# [GOAL]
Retype the records below exactly as they appear, but leave out any pictures.

# [EXERCISE DATA]
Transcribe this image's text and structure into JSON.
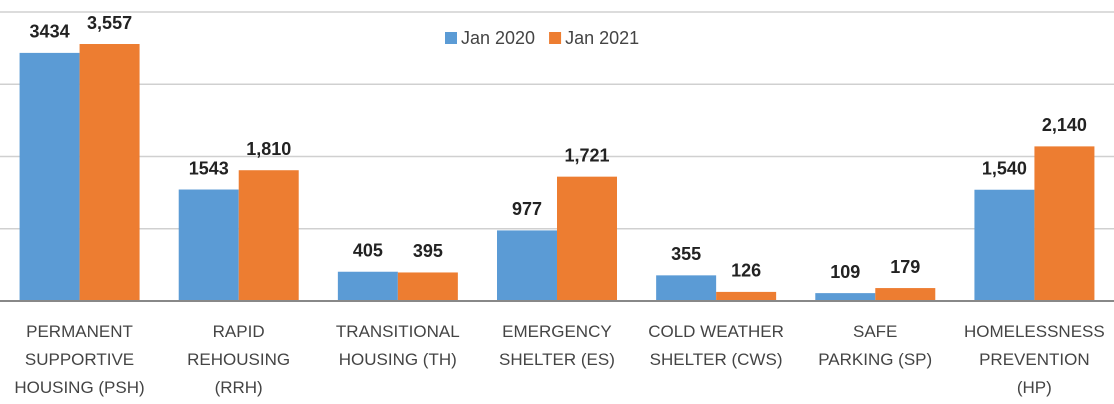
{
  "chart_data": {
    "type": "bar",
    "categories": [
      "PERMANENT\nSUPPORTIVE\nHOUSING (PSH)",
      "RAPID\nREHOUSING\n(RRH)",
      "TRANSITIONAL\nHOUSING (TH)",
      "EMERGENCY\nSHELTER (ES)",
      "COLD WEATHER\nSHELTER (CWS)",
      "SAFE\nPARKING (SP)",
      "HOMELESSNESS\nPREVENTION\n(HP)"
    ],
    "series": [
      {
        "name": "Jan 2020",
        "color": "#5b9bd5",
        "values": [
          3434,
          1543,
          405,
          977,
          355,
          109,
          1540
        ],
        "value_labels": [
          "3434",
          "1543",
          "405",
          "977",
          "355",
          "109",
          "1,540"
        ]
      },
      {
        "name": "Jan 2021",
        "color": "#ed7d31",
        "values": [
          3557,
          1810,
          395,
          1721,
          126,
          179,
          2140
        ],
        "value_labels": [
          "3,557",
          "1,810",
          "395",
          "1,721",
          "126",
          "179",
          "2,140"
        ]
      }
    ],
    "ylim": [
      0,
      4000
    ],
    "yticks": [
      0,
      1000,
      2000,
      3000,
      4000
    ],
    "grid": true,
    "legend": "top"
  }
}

# [FULL SOLUTION]
Transcribe this image's text and structure into JSON.
{
  "chart_data": {
    "type": "bar",
    "categories": [
      "PERMANENT\nSUPPORTIVE\nHOUSING (PSH)",
      "RAPID\nREHOUSING\n(RRH)",
      "TRANSITIONAL\nHOUSING (TH)",
      "EMERGENCY\nSHELTER (ES)",
      "COLD WEATHER\nSHELTER (CWS)",
      "SAFE\nPARKING (SP)",
      "HOMELESSNESS\nPREVENTION\n(HP)"
    ],
    "series": [
      {
        "name": "Jan 2020",
        "color": "#5b9bd5",
        "values": [
          3434,
          1543,
          405,
          977,
          355,
          109,
          1540
        ],
        "value_labels": [
          "3434",
          "1543",
          "405",
          "977",
          "355",
          "109",
          "1,540"
        ]
      },
      {
        "name": "Jan 2021",
        "color": "#ed7d31",
        "values": [
          3557,
          1810,
          395,
          1721,
          126,
          179,
          2140
        ],
        "value_labels": [
          "3,557",
          "1,810",
          "395",
          "1,721",
          "126",
          "179",
          "2,140"
        ]
      }
    ],
    "ylim": [
      0,
      4000
    ],
    "yticks": [
      0,
      1000,
      2000,
      3000,
      4000
    ],
    "grid": true,
    "legend": "top"
  }
}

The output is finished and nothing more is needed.